__Task to carry out__
Wherever a line holds the string "document", copy that line.
++++++++
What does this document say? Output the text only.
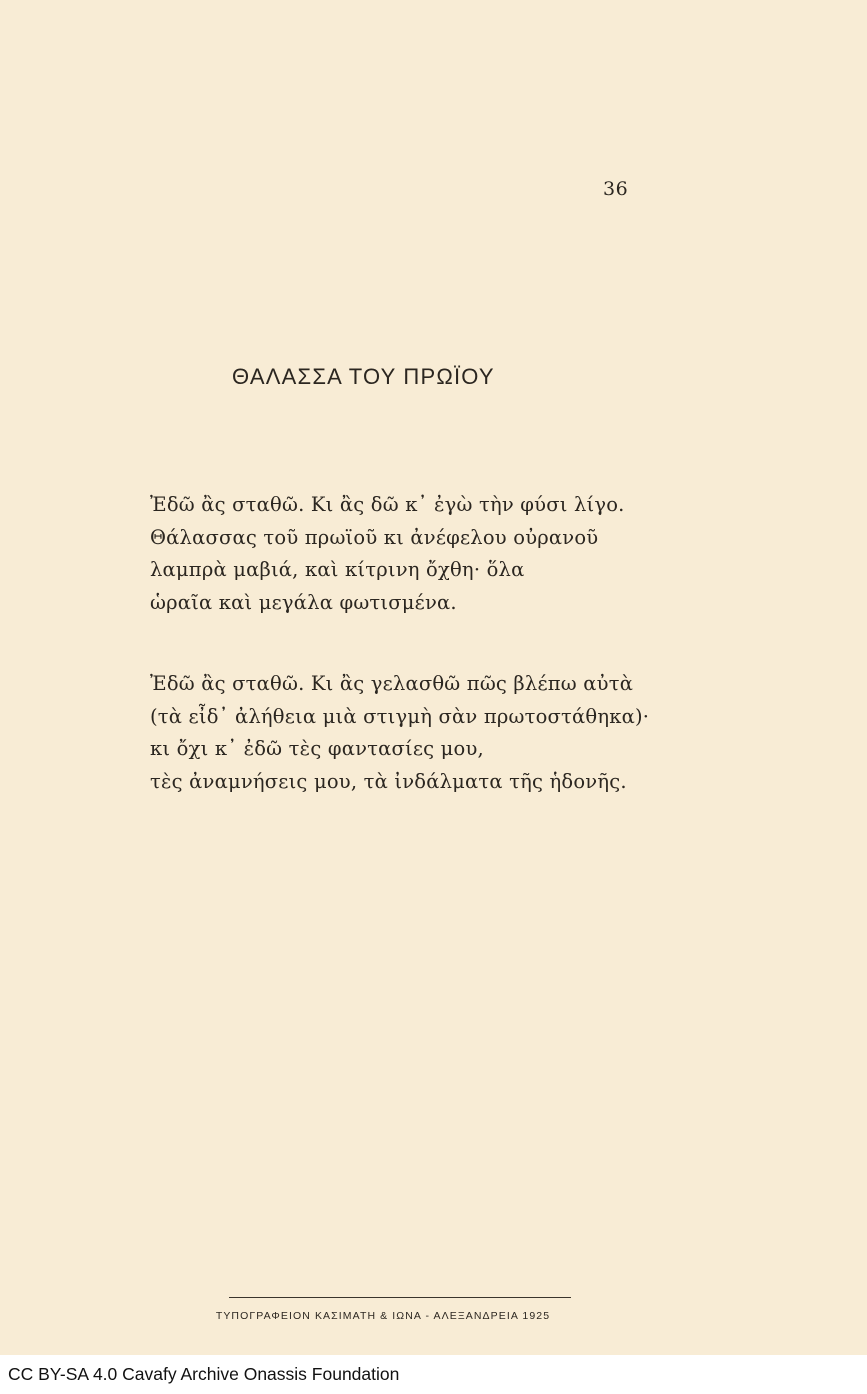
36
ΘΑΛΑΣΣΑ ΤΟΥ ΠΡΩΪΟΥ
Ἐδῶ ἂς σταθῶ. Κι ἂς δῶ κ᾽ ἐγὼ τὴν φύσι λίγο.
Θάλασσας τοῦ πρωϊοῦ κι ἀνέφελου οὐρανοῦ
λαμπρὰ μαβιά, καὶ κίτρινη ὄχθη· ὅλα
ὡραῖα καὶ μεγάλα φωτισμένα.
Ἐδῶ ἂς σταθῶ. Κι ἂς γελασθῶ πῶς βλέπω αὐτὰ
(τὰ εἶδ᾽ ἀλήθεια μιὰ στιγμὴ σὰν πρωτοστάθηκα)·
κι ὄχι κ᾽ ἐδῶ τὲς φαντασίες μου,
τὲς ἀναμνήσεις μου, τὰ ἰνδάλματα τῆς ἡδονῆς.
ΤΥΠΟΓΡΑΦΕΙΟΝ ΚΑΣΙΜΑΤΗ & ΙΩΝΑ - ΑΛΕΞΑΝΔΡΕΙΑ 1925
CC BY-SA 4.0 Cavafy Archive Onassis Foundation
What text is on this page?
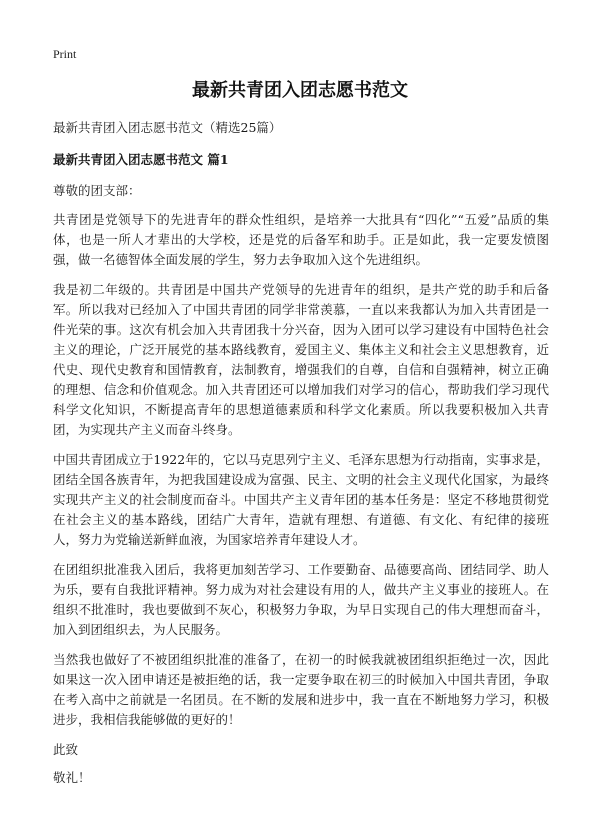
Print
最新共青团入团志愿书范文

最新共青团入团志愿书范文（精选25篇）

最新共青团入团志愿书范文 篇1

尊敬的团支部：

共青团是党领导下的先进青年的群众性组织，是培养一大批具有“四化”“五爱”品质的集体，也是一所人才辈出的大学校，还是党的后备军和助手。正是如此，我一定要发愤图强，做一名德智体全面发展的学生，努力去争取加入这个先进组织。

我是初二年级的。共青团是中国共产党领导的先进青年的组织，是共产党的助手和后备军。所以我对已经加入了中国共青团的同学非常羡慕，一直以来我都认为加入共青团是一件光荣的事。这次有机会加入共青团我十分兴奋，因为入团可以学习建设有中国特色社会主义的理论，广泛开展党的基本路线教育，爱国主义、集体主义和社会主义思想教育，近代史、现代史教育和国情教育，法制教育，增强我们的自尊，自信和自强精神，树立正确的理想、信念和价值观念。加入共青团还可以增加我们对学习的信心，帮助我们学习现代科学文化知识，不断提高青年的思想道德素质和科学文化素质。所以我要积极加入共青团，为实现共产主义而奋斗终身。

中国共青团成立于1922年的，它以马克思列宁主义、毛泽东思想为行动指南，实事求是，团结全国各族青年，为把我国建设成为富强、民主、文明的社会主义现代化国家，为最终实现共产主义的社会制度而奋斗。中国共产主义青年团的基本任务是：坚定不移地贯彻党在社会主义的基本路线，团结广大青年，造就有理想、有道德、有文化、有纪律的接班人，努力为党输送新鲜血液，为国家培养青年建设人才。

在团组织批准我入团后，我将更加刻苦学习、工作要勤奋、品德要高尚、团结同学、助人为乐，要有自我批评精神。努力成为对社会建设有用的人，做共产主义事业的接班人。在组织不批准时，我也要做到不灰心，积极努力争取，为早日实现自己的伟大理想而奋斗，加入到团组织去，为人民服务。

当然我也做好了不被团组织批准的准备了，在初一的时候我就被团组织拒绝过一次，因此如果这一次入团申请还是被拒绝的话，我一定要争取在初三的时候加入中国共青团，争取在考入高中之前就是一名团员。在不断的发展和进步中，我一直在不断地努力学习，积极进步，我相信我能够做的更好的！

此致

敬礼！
++++++++
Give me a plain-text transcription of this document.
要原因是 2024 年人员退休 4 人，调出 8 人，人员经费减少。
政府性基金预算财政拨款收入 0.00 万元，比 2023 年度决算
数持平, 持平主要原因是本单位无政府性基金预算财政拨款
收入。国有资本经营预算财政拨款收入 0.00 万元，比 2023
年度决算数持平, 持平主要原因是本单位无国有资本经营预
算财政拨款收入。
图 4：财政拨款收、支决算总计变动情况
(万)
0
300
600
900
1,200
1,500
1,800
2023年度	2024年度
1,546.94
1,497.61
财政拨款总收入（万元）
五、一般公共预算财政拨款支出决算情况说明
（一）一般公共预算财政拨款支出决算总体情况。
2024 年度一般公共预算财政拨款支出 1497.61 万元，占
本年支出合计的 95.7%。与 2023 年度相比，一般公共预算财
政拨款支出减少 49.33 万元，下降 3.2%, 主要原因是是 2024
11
++++++++
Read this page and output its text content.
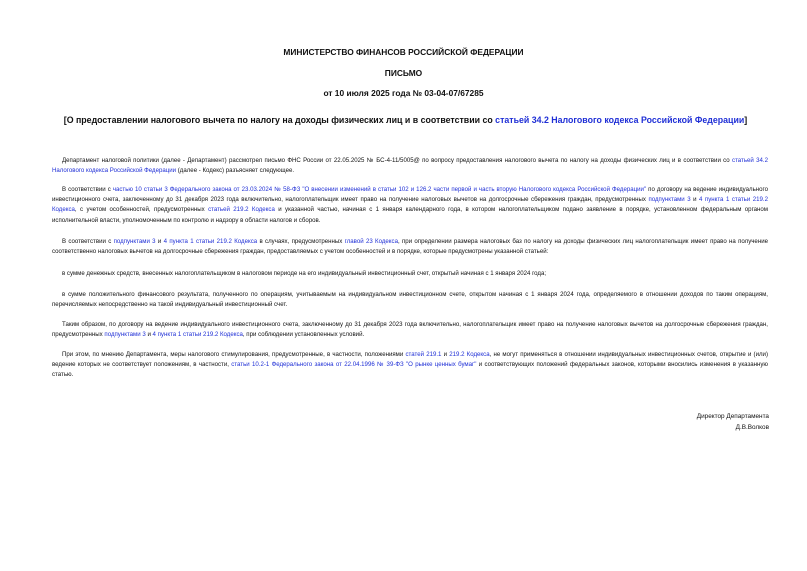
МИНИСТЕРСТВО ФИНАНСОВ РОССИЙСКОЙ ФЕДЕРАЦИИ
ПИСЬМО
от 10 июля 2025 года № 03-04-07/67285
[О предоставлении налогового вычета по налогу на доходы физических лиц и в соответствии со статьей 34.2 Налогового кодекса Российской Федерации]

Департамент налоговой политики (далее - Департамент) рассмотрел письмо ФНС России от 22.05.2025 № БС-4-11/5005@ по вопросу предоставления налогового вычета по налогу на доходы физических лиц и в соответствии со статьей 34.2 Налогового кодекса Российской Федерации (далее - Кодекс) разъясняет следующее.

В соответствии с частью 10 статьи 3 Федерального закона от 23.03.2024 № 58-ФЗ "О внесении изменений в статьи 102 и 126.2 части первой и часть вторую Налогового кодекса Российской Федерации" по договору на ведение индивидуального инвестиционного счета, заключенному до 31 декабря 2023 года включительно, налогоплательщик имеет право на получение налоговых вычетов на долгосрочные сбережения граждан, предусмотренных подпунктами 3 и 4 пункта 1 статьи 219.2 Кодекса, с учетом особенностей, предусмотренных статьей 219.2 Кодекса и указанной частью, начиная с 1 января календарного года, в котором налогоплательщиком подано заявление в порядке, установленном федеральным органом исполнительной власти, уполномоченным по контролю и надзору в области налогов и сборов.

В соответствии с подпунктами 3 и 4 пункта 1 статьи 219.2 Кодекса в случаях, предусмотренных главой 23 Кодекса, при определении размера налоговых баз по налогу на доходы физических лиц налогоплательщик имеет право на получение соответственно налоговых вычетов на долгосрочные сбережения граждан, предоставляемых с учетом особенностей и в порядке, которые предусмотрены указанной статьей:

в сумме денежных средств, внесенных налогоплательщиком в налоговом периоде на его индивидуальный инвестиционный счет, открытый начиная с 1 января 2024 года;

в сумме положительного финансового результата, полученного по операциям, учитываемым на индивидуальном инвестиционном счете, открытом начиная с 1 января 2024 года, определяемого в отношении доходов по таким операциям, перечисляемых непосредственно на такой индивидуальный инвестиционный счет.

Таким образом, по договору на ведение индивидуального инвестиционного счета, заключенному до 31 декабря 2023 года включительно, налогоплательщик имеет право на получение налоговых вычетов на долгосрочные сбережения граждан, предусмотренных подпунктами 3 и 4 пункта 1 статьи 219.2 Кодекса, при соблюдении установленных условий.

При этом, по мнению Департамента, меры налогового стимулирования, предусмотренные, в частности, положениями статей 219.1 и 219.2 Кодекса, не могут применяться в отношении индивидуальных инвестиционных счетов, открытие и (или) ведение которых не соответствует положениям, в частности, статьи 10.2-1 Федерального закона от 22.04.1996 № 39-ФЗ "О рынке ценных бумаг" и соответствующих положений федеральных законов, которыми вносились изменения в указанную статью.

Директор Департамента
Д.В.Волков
++++++++
__Result for this exercise__
What does this document say? Output the text only.
Give me a plain-text transcription of this document.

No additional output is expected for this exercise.